- [Exercise aim] Copy all of the data below word for word, leaving out the pictures.

** Begin Recorded information **

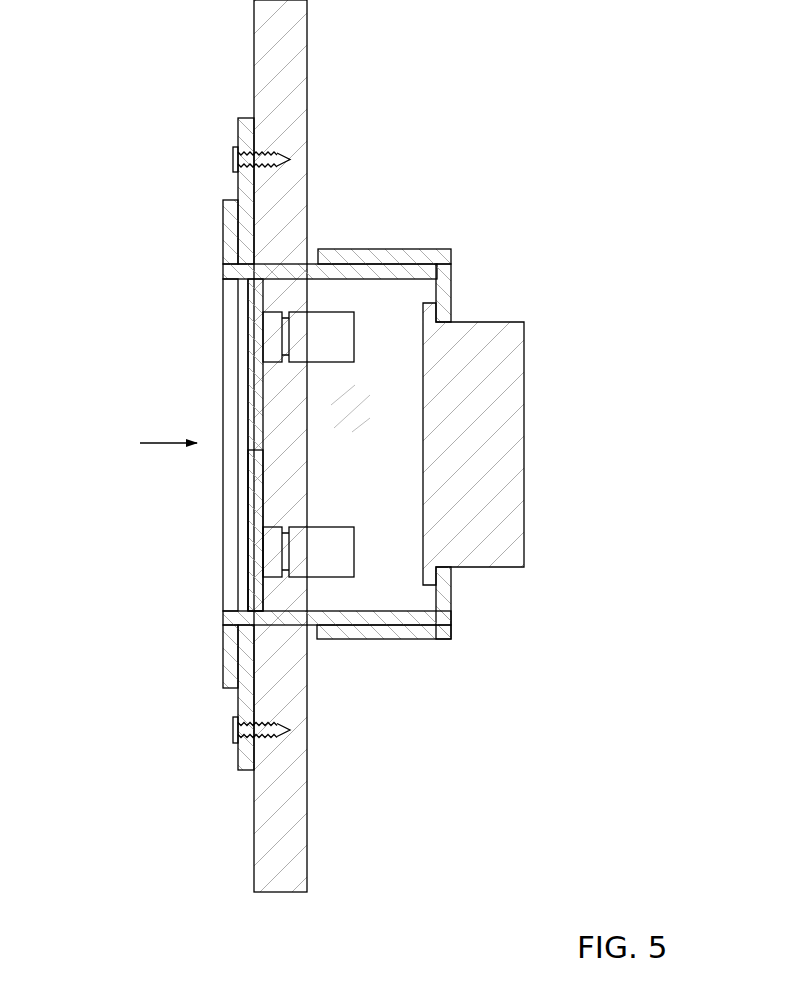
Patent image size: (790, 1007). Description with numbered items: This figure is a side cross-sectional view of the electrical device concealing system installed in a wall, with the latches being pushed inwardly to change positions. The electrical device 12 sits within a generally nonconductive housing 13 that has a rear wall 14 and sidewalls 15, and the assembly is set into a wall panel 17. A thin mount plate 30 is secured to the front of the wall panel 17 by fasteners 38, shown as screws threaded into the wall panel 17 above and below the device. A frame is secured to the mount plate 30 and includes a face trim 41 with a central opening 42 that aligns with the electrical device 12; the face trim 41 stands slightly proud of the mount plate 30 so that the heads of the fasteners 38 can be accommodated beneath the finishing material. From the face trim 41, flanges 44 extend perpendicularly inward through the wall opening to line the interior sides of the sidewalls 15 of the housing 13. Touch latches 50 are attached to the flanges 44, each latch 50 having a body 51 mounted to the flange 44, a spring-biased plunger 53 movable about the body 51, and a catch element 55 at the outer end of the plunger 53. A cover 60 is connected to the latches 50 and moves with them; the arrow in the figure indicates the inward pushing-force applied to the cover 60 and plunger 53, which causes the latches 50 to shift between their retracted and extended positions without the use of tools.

The electrical device 12 is at (482, 447).
The housing 13 is at (457, 613).
The rear wall 14 is at (451, 293).
The sidewalls 15 is at (395, 250).
The wall panel 17 is at (289, 45).
The mount plate 30 is at (248, 698).
The fasteners 38 is at (235, 162).
The face trim 41 is at (223, 225).
The opening 42 is at (233, 462).
The flanges 44 is at (388, 610).
The touch latches 50 is at (305, 524).
The body 51 is at (315, 328).
The spring-biased plunger 53 is at (274, 345).
The catch element 55 is at (250, 343).
The cover 60 is at (255, 583).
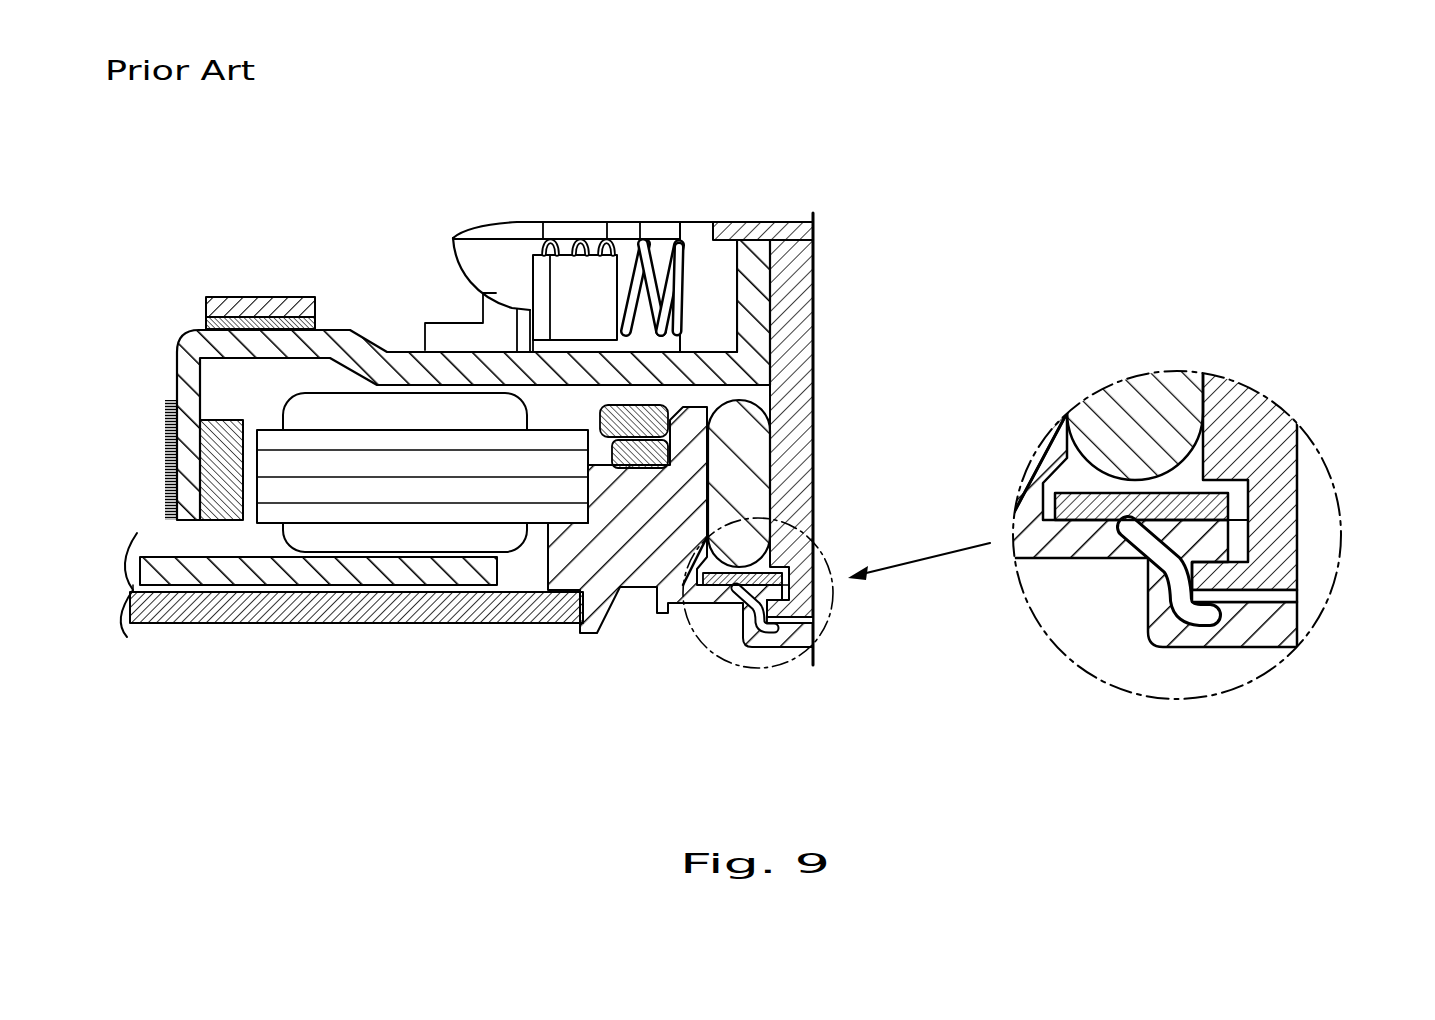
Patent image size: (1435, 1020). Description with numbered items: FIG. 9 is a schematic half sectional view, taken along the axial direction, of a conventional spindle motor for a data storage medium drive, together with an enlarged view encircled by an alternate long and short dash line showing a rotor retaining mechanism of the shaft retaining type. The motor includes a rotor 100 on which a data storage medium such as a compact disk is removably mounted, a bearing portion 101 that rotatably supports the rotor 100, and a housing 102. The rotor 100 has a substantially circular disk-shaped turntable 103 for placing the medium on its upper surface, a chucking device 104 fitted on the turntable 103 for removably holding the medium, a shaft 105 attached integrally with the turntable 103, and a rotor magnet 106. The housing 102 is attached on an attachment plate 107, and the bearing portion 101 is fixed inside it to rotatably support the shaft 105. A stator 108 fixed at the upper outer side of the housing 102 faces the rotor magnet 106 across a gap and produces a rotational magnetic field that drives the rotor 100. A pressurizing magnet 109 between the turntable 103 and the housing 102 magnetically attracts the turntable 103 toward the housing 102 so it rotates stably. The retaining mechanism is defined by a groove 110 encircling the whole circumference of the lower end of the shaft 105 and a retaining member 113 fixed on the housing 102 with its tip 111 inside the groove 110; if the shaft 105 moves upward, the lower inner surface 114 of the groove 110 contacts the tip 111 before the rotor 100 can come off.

The rotor 100 is at (424, 296).
The bearing portion 101 is at (755, 455).
The housing 102 is at (640, 567).
The turntable 103 is at (197, 347).
The chucking device 104 is at (695, 235).
The shaft 105 is at (803, 297).
The rotor magnet 106 is at (193, 460).
The attachment plate 107 is at (292, 614).
The stator 108 is at (337, 410).
The pressurizing magnet 109 is at (655, 398).
The groove 110 is at (787, 592).
The tip 111 is at (788, 576).
The retaining member 113 is at (722, 575).
The lower inner surface 114 is at (1232, 560).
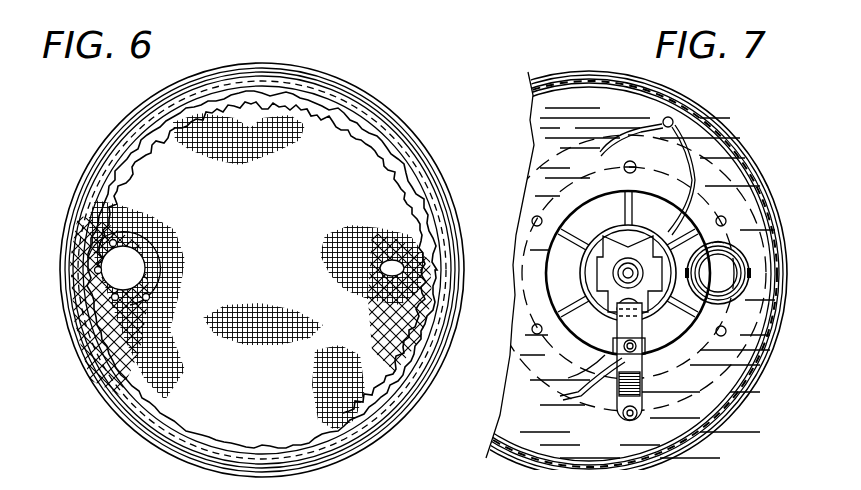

** End Recorded information **

- [Answer to the problem]
Patent image size: (790, 1007). Description with numbered items: This figure is a side cross-sectional view of the electrical device concealing system installed in a wall, with the latches being pushed inwardly to change positions. The electrical device 12 sits within a generally nonconductive housing 13 that has a rear wall 14 and sidewalls 15, and the assembly is set into a wall panel 17. A thin mount plate 30 is secured to the front of the wall panel 17 by fasteners 38, shown as screws threaded into the wall panel 17 above and below the device. A frame is secured to the mount plate 30 and includes a face trim 41 with a central opening 42 that aligns with the electrical device 12; the face trim 41 stands slightly proud of the mount plate 30 so that the heads of the fasteners 38 can be accommodated beneath the finishing material. From the face trim 41, flanges 44 extend perpendicularly inward through the wall opening to line the interior sides of the sidewalls 15 of the housing 13. Touch latches 50 are attached to the flanges 44, each latch 50 having a body 51 mounted to the flange 44, a spring-biased plunger 53 movable about the body 51, and a catch element 55 at the outer end of the plunger 53. A cover 60 is connected to the latches 50 and moves with them; the arrow in the figure indicates the inward pushing-force applied to the cover 60 and plunger 53, which causes the latches 50 to shift between their retracted and extended positions without the use of tools.

The electrical device 12 is at (482, 447).
The housing 13 is at (457, 613).
The rear wall 14 is at (451, 293).
The sidewalls 15 is at (395, 250).
The wall panel 17 is at (289, 45).
The mount plate 30 is at (248, 698).
The fasteners 38 is at (235, 162).
The face trim 41 is at (223, 225).
The opening 42 is at (233, 462).
The flanges 44 is at (388, 610).
The touch latches 50 is at (305, 524).
The body 51 is at (315, 328).
The spring-biased plunger 53 is at (274, 345).
The catch element 55 is at (250, 343).
The cover 60 is at (255, 583).
Patent image size: (1435, 1020). Description with numbered items: FIG. 9 is a schematic half sectional view, taken along the axial direction, of a conventional spindle motor for a data storage medium drive, together with an enlarged view encircled by an alternate long and short dash line showing a rotor retaining mechanism of the shaft retaining type. The motor includes a rotor 100 on which a data storage medium such as a compact disk is removably mounted, a bearing portion 101 that rotatably supports the rotor 100, and a housing 102. The rotor 100 has a substantially circular disk-shaped turntable 103 for placing the medium on its upper surface, a chucking device 104 fitted on the turntable 103 for removably holding the medium, a shaft 105 attached integrally with the turntable 103, and a rotor magnet 106. The housing 102 is attached on an attachment plate 107, and the bearing portion 101 is fixed inside it to rotatably support the shaft 105. A stator 108 fixed at the upper outer side of the housing 102 faces the rotor magnet 106 across a gap and produces a rotational magnetic field that drives the rotor 100. A pressurizing magnet 109 between the turntable 103 and the housing 102 magnetically attracts the turntable 103 toward the housing 102 so it rotates stably. The retaining mechanism is defined by a groove 110 encircling the whole circumference of the lower end of the shaft 105 and a retaining member 113 fixed on the housing 102 with its tip 111 inside the groove 110; if the shaft 105 moves upward, the lower inner surface 114 of the groove 110 contacts the tip 111 before the rotor 100 can come off.

The rotor 100 is at (424, 296).
The bearing portion 101 is at (755, 455).
The housing 102 is at (640, 567).
The turntable 103 is at (197, 347).
The chucking device 104 is at (695, 235).
The shaft 105 is at (803, 297).
The rotor magnet 106 is at (193, 460).
The attachment plate 107 is at (292, 614).
The stator 108 is at (337, 410).
The pressurizing magnet 109 is at (655, 398).
The groove 110 is at (787, 592).
The tip 111 is at (788, 576).
The retaining member 113 is at (722, 575).
The lower inner surface 114 is at (1232, 560).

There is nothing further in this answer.